## Start RECORDS FOR THIS EXERCISE
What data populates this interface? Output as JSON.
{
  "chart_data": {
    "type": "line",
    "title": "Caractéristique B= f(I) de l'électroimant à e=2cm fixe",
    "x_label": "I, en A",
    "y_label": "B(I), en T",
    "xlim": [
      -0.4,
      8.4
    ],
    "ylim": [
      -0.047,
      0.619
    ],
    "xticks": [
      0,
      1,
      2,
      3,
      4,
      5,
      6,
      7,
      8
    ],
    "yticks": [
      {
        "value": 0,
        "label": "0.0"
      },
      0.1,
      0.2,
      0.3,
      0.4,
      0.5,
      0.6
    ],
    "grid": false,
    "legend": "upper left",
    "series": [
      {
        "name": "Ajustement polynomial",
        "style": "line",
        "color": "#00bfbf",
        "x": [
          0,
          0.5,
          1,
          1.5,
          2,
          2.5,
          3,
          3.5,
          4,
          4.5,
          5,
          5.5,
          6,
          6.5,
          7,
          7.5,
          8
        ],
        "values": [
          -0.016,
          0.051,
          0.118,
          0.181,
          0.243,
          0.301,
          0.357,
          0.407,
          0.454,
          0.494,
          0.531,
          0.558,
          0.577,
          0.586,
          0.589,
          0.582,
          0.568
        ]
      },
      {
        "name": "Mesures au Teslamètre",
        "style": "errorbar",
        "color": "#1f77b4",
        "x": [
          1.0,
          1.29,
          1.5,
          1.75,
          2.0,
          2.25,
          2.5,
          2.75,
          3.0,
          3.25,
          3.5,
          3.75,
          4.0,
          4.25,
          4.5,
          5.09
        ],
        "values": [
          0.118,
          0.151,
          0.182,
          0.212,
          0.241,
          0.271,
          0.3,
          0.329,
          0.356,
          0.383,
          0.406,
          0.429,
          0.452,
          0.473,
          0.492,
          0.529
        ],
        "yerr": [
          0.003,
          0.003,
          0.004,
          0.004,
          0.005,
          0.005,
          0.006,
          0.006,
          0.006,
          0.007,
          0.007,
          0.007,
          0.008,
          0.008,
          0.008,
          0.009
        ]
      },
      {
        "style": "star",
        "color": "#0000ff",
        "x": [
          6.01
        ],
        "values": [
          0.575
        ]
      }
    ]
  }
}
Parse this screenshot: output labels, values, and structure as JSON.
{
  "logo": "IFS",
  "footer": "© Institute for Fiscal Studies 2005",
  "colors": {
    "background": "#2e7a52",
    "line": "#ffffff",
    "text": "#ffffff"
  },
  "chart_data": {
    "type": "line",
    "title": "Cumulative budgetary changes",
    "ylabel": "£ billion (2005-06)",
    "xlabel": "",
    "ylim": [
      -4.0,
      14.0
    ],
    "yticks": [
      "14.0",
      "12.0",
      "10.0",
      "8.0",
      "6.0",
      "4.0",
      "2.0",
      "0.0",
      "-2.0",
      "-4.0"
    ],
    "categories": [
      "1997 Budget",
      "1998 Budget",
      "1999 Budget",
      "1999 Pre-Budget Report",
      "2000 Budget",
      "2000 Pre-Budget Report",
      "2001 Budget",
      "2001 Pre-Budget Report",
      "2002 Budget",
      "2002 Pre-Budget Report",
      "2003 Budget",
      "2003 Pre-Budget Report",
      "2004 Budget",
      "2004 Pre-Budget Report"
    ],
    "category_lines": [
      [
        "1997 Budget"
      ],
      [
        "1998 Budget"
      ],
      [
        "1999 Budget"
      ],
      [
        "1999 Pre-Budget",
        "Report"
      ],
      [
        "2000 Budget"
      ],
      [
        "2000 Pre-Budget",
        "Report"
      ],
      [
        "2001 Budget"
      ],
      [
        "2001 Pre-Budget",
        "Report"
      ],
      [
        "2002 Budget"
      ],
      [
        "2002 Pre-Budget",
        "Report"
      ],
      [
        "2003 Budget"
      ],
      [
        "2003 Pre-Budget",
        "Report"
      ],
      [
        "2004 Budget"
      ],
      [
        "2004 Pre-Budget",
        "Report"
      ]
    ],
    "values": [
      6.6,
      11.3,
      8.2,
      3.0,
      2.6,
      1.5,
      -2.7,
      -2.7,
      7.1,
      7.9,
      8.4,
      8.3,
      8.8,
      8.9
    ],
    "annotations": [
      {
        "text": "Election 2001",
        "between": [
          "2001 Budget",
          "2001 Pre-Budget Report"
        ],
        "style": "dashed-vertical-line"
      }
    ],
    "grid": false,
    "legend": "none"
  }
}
## End RECORDS FOR THIS EXERCISE
● **EXERCISE DESCRIPTION**:
Reproduce each line from the records that contains the word "title".

● **RESPONSE FOR THIS EXERCISE**:
    "title": "Caractéristique B= f(I) de l'électroimant à e=2cm fixe",
    "title": "Cumulative budgetary changes",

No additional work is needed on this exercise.